** Start of DATA FOR PROCESSING **
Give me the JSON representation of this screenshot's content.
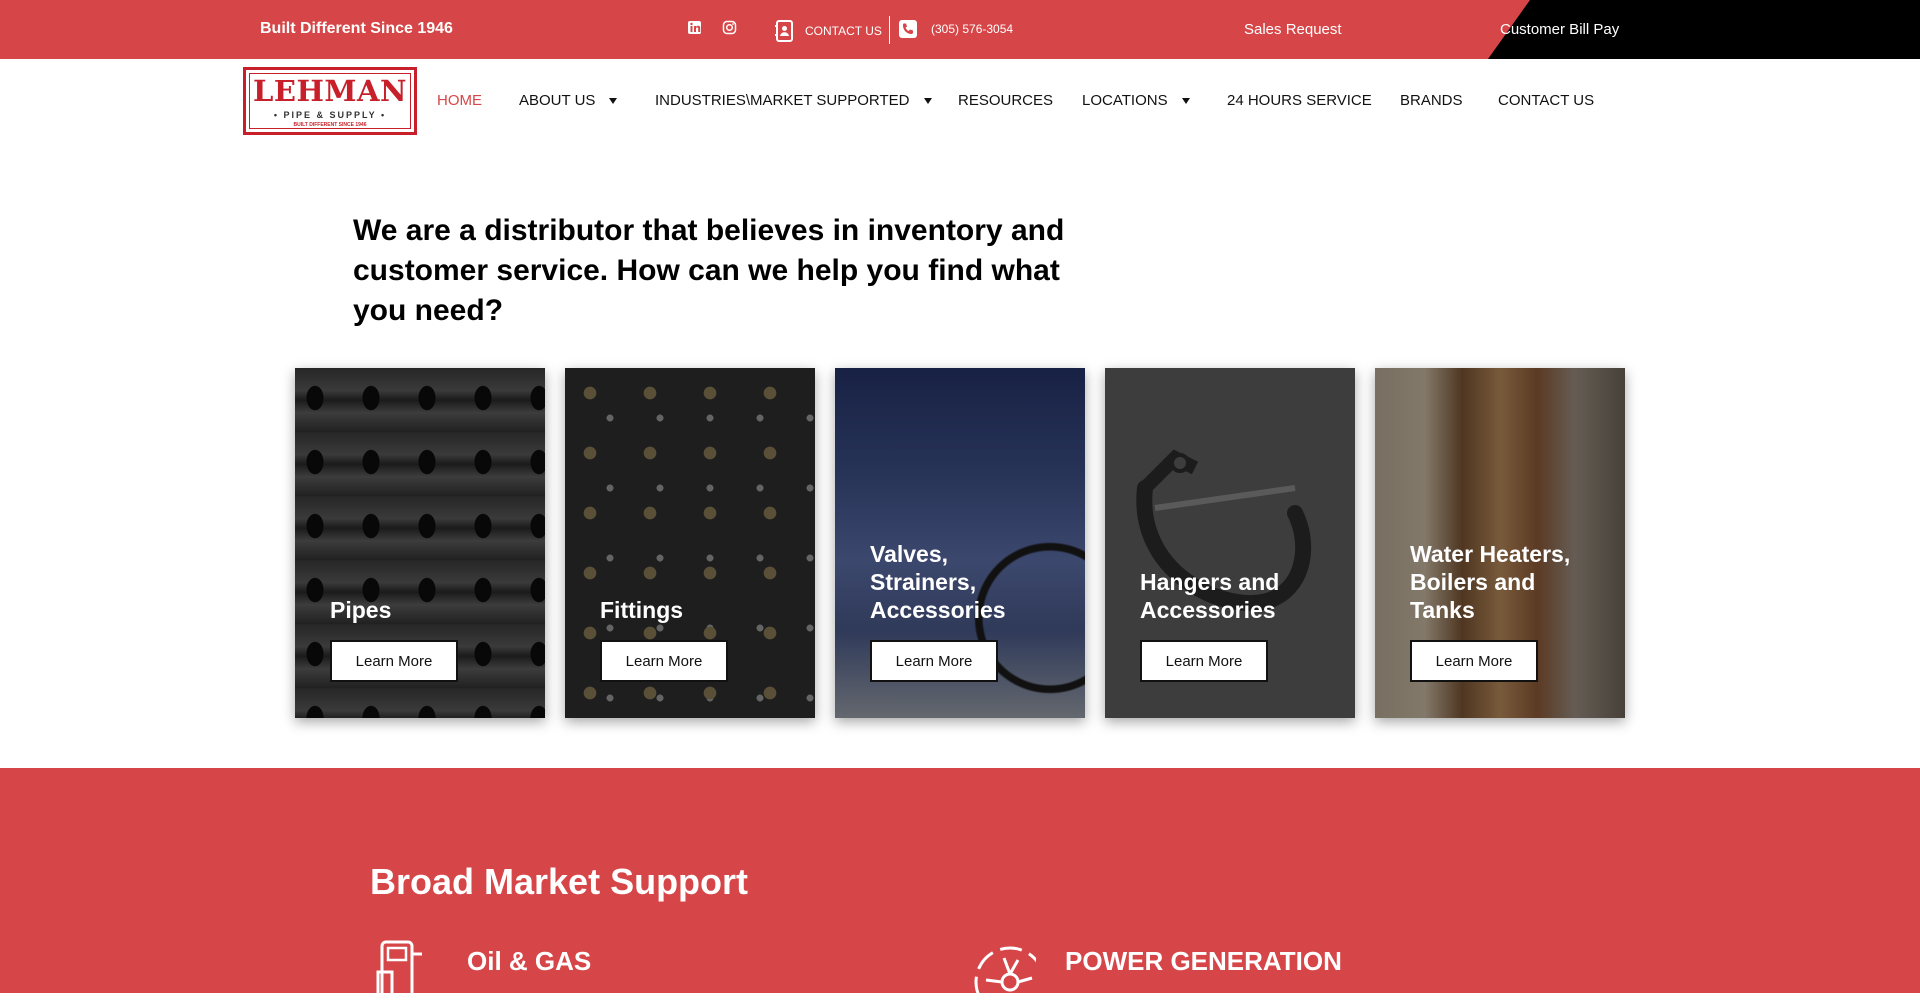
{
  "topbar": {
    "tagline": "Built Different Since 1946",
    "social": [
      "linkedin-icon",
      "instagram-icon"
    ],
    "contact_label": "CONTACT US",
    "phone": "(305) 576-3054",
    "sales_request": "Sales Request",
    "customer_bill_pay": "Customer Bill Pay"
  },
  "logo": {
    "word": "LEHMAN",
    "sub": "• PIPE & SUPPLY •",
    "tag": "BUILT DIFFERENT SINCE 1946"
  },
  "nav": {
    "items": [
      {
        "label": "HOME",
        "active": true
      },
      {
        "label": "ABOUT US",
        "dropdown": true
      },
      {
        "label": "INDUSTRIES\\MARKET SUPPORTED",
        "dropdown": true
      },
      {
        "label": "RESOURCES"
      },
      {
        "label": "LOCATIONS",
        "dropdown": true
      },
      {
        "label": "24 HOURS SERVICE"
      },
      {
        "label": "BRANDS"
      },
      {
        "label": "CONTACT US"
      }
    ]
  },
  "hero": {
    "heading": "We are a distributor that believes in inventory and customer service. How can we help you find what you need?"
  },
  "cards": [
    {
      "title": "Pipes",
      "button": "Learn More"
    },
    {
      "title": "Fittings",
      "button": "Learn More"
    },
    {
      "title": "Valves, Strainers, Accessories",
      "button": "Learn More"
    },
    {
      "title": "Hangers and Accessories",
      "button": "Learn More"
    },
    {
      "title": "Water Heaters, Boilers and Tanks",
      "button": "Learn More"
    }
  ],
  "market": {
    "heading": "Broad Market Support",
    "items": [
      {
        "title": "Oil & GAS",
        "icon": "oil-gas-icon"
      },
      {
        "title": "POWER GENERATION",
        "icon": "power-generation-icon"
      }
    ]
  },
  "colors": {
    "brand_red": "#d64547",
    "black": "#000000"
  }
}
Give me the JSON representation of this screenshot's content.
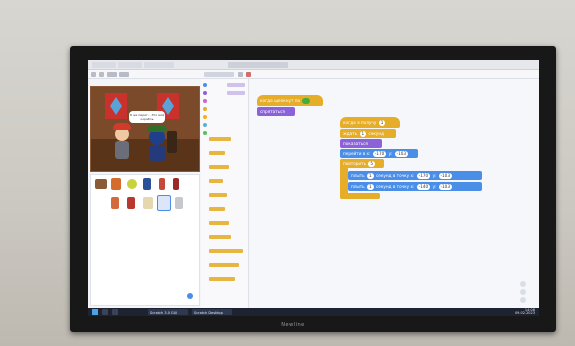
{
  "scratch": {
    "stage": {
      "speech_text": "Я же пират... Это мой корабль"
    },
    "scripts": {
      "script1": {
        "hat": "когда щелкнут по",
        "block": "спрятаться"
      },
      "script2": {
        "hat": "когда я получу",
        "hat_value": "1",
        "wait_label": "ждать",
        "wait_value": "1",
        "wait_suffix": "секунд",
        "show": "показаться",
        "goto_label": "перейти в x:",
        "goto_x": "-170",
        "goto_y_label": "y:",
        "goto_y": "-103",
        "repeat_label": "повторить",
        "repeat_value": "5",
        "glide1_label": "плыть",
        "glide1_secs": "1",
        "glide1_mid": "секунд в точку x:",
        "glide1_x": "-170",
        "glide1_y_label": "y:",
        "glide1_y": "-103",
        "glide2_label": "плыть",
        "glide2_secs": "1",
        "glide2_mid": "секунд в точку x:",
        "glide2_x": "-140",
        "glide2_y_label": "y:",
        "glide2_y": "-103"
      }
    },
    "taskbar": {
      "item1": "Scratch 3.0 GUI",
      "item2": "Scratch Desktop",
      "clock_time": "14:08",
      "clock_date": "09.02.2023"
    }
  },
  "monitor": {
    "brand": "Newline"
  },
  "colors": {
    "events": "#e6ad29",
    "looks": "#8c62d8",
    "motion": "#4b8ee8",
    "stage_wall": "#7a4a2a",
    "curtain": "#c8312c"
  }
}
** End of DATA FOR PROCESSING **
** Start of DATA FOR PROCESSING **
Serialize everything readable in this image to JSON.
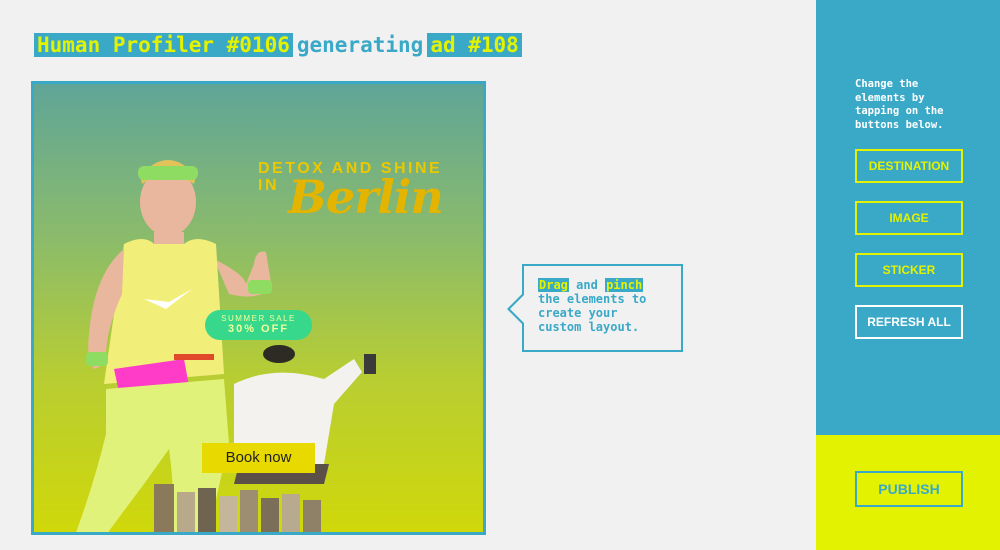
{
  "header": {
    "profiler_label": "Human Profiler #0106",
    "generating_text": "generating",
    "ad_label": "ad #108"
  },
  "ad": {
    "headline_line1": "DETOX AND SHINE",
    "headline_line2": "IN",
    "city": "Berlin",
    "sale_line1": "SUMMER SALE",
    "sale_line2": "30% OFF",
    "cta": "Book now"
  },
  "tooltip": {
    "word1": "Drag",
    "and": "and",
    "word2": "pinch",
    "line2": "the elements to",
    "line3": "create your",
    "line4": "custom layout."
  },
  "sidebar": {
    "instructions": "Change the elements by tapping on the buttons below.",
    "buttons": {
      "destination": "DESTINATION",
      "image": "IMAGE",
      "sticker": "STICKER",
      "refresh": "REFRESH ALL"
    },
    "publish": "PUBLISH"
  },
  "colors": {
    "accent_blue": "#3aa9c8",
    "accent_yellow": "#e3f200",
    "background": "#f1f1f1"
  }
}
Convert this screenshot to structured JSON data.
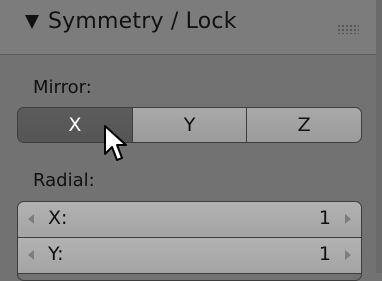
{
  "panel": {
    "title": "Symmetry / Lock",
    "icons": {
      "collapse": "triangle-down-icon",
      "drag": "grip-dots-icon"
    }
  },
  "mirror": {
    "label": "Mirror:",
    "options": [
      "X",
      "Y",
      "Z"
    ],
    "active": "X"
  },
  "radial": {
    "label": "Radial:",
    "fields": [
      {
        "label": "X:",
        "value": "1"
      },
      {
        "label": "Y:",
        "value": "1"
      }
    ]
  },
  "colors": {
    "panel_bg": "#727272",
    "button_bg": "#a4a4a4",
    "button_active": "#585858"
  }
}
** End of DATA FOR PROCESSING **
*DO THIS*
Show every line from the entries above in which the word "когда" appears.

*EXERCISE OUTPUT*
        "hat": "когда щелкнут по",
        "hat": "когда я получу",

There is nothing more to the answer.